TO BE DONE ::
Copy every line that contains the string "then" from the entries below.
— START —
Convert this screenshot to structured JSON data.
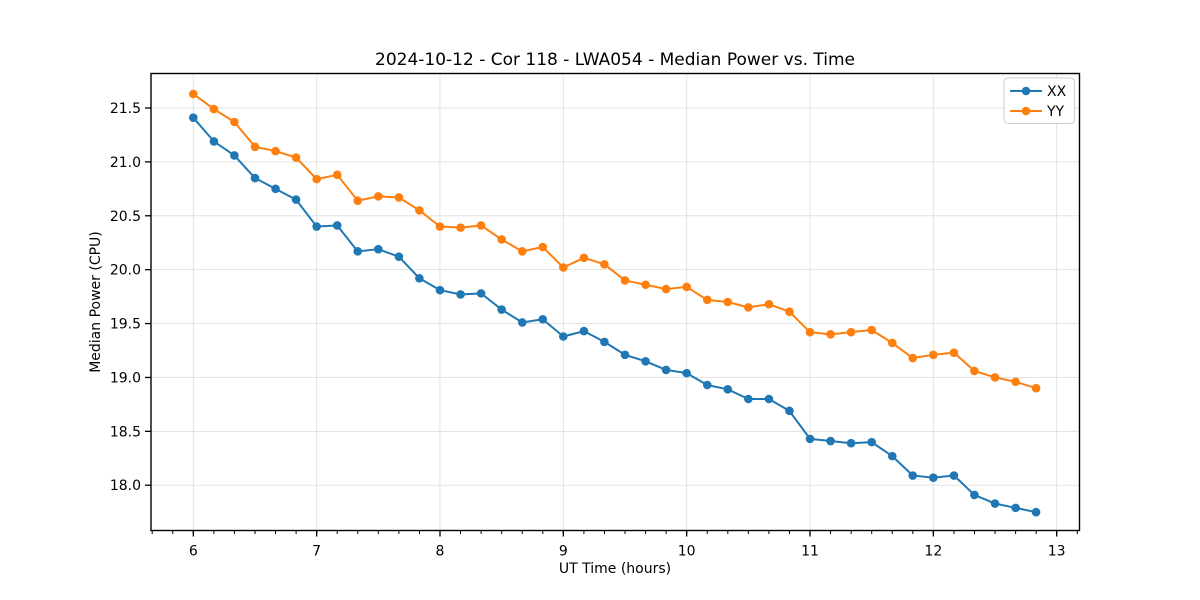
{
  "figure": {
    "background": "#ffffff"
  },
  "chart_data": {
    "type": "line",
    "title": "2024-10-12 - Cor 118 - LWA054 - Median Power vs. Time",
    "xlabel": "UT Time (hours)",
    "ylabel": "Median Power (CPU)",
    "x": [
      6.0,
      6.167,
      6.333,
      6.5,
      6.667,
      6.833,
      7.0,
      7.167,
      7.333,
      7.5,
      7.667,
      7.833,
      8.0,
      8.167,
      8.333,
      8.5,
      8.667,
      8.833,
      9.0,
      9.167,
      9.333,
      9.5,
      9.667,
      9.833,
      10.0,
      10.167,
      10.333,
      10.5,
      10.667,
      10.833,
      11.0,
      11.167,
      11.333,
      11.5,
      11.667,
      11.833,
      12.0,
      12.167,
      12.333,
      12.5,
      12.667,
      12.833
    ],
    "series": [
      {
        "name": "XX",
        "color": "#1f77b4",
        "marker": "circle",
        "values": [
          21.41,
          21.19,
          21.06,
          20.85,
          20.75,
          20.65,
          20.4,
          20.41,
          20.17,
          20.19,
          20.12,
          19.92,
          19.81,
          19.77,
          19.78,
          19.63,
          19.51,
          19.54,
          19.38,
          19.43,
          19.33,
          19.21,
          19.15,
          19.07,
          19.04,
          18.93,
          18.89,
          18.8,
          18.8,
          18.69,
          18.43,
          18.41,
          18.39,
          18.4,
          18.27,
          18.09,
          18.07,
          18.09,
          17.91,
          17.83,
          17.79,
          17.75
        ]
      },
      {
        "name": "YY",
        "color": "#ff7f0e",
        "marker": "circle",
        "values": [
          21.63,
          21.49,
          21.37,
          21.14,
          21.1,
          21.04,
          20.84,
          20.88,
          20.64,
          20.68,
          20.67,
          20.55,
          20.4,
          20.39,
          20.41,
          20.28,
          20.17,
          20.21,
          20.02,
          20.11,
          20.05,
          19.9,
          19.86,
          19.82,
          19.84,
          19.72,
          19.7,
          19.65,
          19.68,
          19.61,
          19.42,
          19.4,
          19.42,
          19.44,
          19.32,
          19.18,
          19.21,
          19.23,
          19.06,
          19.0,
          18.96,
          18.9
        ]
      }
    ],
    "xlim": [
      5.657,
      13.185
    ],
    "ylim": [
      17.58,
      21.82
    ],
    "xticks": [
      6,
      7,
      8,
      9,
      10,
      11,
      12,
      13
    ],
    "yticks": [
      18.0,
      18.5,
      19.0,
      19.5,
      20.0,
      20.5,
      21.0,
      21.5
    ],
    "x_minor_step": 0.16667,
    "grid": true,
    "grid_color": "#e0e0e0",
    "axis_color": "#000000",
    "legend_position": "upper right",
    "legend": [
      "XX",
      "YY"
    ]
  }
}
— END —
— START —
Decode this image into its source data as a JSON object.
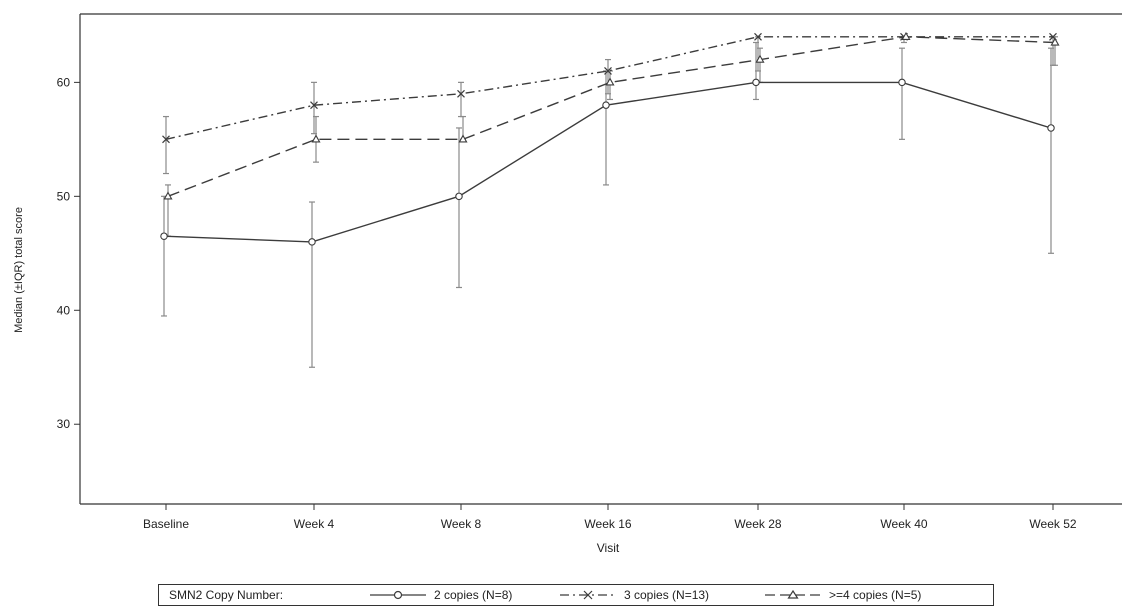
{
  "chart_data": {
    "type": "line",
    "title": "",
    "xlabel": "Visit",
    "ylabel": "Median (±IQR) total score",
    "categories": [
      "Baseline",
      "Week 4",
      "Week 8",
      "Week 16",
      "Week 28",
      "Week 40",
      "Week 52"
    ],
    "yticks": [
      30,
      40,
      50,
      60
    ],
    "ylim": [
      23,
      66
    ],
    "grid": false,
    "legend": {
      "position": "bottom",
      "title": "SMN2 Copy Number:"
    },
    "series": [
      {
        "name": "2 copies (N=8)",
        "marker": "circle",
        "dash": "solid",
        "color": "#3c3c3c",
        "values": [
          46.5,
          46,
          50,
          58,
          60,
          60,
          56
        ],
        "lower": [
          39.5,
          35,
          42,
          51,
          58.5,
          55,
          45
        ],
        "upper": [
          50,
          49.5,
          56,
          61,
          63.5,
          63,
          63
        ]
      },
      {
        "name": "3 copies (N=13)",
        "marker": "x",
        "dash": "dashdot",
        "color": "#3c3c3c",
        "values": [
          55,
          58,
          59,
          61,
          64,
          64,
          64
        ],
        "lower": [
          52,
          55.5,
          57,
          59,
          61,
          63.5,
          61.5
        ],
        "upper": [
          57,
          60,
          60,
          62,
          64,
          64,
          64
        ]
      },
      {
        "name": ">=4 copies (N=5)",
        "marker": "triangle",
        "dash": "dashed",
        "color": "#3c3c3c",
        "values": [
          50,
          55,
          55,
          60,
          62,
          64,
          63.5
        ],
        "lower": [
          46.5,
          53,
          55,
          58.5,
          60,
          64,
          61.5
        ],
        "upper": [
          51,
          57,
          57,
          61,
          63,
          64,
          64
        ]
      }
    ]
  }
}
— END —
— START —
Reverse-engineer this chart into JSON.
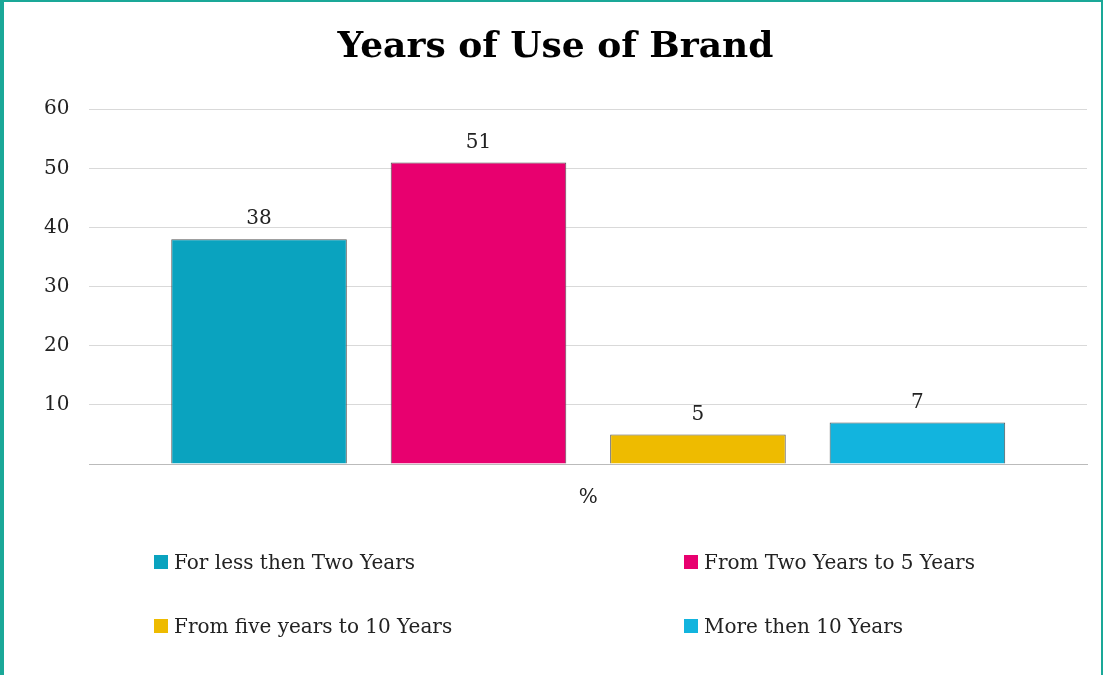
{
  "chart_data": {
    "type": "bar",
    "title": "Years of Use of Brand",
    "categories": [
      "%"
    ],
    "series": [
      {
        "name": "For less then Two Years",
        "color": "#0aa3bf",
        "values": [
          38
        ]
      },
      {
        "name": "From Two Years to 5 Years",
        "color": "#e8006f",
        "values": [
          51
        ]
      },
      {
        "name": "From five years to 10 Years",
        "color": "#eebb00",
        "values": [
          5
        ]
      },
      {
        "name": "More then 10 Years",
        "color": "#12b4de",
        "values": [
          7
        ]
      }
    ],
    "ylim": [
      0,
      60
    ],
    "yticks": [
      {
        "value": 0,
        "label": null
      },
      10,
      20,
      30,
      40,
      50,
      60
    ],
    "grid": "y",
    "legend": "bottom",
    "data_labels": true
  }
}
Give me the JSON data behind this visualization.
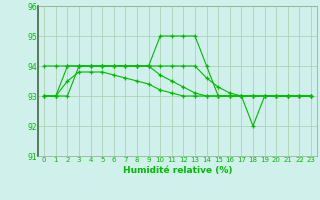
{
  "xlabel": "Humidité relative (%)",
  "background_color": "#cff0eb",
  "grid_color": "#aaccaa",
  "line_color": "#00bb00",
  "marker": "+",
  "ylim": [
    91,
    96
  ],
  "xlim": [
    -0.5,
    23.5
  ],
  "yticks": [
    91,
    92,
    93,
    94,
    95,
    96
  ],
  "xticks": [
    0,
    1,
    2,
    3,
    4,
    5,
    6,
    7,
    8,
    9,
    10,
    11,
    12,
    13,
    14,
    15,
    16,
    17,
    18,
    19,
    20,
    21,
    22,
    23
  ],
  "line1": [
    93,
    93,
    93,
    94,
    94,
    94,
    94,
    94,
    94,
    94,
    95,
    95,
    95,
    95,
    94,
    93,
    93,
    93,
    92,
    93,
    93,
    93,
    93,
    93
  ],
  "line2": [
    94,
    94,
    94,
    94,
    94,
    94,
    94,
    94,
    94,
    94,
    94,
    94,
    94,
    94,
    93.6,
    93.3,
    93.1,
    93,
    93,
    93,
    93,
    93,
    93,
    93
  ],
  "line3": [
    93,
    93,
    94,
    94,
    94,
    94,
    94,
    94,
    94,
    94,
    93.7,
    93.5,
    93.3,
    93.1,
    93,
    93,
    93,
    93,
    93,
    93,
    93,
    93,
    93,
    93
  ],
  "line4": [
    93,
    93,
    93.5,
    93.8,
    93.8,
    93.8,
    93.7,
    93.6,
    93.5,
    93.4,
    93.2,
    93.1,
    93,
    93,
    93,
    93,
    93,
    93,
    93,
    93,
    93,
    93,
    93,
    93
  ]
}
— END —
EXERCISE OUTPUT ::
        "name": "For less then Two Years",
        "name": "More then 10 Years",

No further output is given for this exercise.